GIVEN EXERCISE: Can you set out everything from the first row down to the row containing "apps-grid-icon — [29, 344, 53, 373]", both included, as a Markdown table with the columns Number and Entry, skipping any blank lines?
---------- INPUT ROWS ----------
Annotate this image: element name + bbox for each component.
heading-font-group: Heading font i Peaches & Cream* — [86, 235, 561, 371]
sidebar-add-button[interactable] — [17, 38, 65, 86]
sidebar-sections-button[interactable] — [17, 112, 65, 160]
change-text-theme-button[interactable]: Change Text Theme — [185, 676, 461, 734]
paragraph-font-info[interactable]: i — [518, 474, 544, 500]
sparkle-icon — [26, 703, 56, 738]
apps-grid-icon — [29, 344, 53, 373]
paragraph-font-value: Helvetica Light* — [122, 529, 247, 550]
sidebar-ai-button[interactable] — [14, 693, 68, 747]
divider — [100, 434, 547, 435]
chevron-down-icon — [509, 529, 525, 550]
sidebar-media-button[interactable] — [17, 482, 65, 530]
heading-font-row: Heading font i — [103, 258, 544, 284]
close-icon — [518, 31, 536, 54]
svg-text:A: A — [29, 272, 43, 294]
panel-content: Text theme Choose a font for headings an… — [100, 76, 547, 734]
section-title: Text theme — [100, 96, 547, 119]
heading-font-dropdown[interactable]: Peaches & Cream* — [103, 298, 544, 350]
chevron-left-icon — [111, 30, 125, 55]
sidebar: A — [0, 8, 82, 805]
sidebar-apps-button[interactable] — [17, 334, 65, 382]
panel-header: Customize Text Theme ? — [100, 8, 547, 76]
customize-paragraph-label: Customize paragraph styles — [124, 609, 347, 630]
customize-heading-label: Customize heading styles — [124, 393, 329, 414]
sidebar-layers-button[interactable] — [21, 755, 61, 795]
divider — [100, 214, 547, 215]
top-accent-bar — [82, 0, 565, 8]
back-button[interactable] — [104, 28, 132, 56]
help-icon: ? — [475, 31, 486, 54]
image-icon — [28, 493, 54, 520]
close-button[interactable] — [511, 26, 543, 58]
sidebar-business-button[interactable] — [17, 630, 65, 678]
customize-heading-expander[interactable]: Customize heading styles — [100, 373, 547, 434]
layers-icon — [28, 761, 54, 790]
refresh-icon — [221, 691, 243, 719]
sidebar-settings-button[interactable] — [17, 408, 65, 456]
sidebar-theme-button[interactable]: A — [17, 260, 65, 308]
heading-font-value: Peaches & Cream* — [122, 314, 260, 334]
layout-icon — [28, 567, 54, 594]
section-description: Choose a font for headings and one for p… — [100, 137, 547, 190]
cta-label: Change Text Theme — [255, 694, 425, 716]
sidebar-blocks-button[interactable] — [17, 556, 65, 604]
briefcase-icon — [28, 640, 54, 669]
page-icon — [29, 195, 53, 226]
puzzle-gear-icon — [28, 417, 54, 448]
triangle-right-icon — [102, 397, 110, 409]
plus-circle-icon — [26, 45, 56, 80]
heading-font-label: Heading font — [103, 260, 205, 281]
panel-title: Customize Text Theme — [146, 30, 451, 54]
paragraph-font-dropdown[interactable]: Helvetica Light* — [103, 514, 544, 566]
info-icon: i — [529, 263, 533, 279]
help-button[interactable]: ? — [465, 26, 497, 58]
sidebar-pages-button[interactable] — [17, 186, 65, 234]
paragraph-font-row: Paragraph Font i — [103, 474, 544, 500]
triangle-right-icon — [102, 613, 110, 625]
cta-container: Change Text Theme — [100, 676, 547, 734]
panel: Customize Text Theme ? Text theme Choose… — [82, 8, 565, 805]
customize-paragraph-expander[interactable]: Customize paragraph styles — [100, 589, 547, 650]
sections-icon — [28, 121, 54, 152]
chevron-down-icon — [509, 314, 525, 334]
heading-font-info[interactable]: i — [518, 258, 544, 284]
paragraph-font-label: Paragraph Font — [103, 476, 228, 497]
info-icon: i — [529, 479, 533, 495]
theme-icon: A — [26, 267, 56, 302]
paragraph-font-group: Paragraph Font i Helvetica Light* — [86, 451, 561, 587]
----------
CORRECT ANSWER:
| Number | Entry |
|---|---|
| 1 | Annotate this image: element name + bbox for each component. |
| 2 | heading-font-group: Heading font i Peaches & Cream* — [86, 235, 561, 371] |
| 3 | sidebar-add-button[interactable] — [17, 38, 65, 86] |
| 4 | sidebar-sections-button[interactable] — [17, 112, 65, 160] |
| 5 | change-text-theme-button[interactable]: Change Text Theme — [185, 676, 461, 734] |
| 6 | paragraph-font-info[interactable]: i — [518, 474, 544, 500] |
| 7 | sparkle-icon — [26, 703, 56, 738] |
| 8 | apps-grid-icon — [29, 344, 53, 373] |